Directive ▸ Will you extract the entries word for word? Images should not appear in the copy.

Entries provided ▸
==============================
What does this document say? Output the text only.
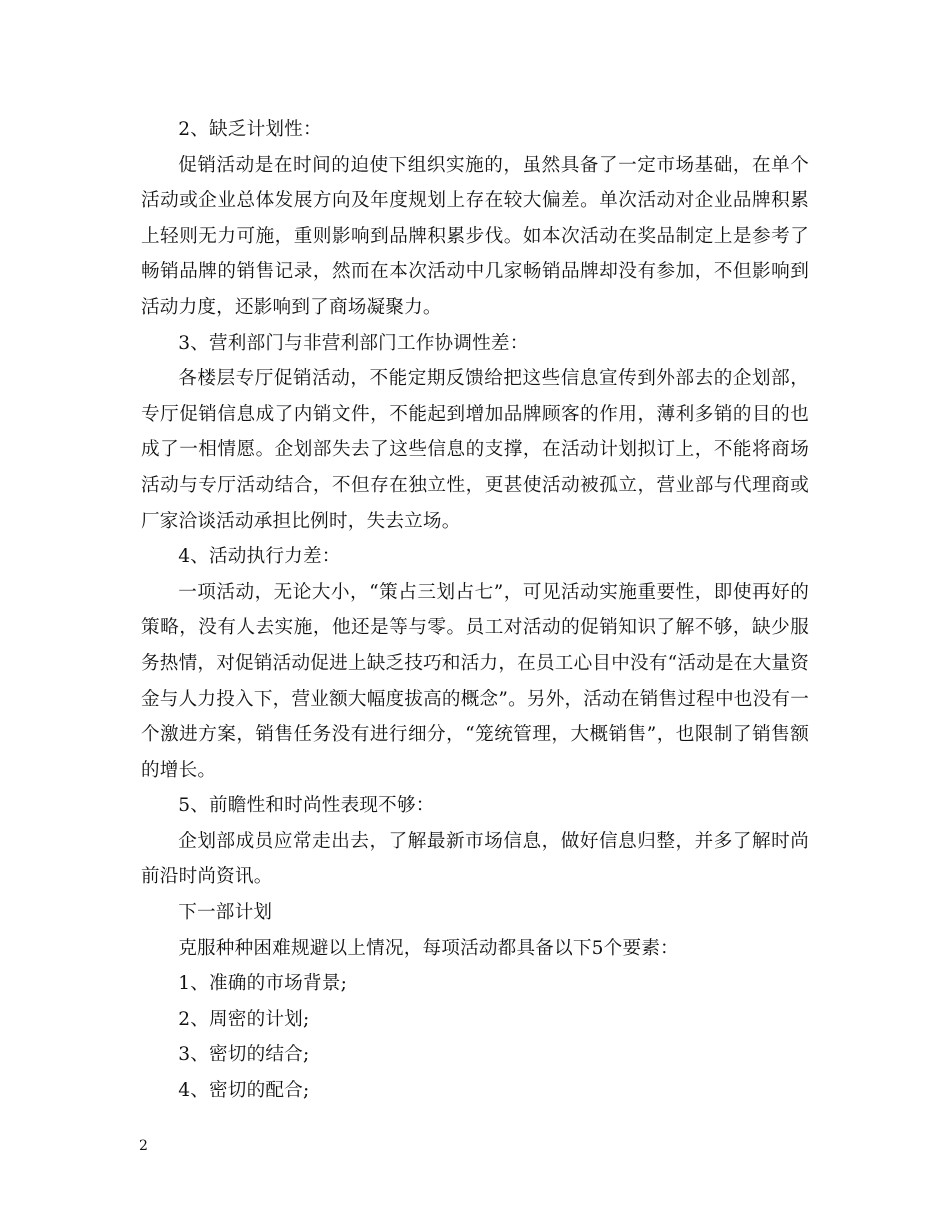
2、缺乏计划性：

促销活动是在时间的迫使下组织实施的，虽然具备了一定市场基础，在单个活动或企业总体发展方向及年度规划上存在较大偏差。单次活动对企业品牌积累上轻则无力可施，重则影响到品牌积累步伐。如本次活动在奖品制定上是参考了畅销品牌的销售记录，然而在本次活动中几家畅销品牌却没有参加，不但影响到活动力度，还影响到了商场凝聚力。

3、营利部门与非营利部门工作协调性差：

各楼层专厅促销活动，不能定期反馈给把这些信息宣传到外部去的企划部，专厅促销信息成了内销文件，不能起到增加品牌顾客的作用，薄利多销的目的也成了一相情愿。企划部失去了这些信息的支撑，在活动计划拟订上，不能将商场活动与专厅活动结合，不但存在独立性，更甚使活动被孤立，营业部与代理商或厂家洽谈活动承担比例时，失去立场。

4、活动执行力差：

一项活动，无论大小，“策占三划占七”，可见活动实施重要性，即使再好的策略，没有人去实施，他还是等与零。员工对活动的促销知识了解不够，缺少服务热情，对促销活动促进上缺乏技巧和活力，在员工心目中没有“活动是在大量资金与人力投入下，营业额大幅度拔高的概念”。另外，活动在销售过程中也没有一个激进方案，销售任务没有进行细分，“笼统管理，大概销售”，也限制了销售额的增长。

5、前瞻性和时尚性表现不够：

企划部成员应常走出去，了解最新市场信息，做好信息归整，并多了解时尚前沿时尚资讯。

下一部计划

克服种种困难规避以上情况，每项活动都具备以下5个要素：

1、准确的市场背景;

2、周密的计划;

3、密切的结合;

4、密切的配合;

2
==============================
Written solution ▸
What does this document say? Output the text only.
2、缺乏计划性：

促销活动是在时间的迫使下组织实施的，虽然具备了一定市场基础，在单个活动或企业总体发展方向及年度规划上存在较大偏差。单次活动对企业品牌积累上轻则无力可施，重则影响到品牌积累步伐。如本次活动在奖品制定上是参考了畅销品牌的销售记录，然而在本次活动中几家畅销品牌却没有参加，不但影响到活动力度，还影响到了商场凝聚力。

3、营利部门与非营利部门工作协调性差：

各楼层专厅促销活动，不能定期反馈给把这些信息宣传到外部去的企划部，专厅促销信息成了内销文件，不能起到增加品牌顾客的作用，薄利多销的目的也成了一相情愿。企划部失去了这些信息的支撑，在活动计划拟订上，不能将商场活动与专厅活动结合，不但存在独立性，更甚使活动被孤立，营业部与代理商或厂家洽谈活动承担比例时，失去立场。

4、活动执行力差：

一项活动，无论大小，“策占三划占七”，可见活动实施重要性，即使再好的策略，没有人去实施，他还是等与零。员工对活动的促销知识了解不够，缺少服务热情，对促销活动促进上缺乏技巧和活力，在员工心目中没有“活动是在大量资金与人力投入下，营业额大幅度拔高的概念”。另外，活动在销售过程中也没有一个激进方案，销售任务没有进行细分，“笼统管理，大概销售”，也限制了销售额的增长。

5、前瞻性和时尚性表现不够：

企划部成员应常走出去，了解最新市场信息，做好信息归整，并多了解时尚前沿时尚资讯。

下一部计划

克服种种困难规避以上情况，每项活动都具备以下5个要素：

1、准确的市场背景;

2、周密的计划;

3、密切的结合;

4、密切的配合;

2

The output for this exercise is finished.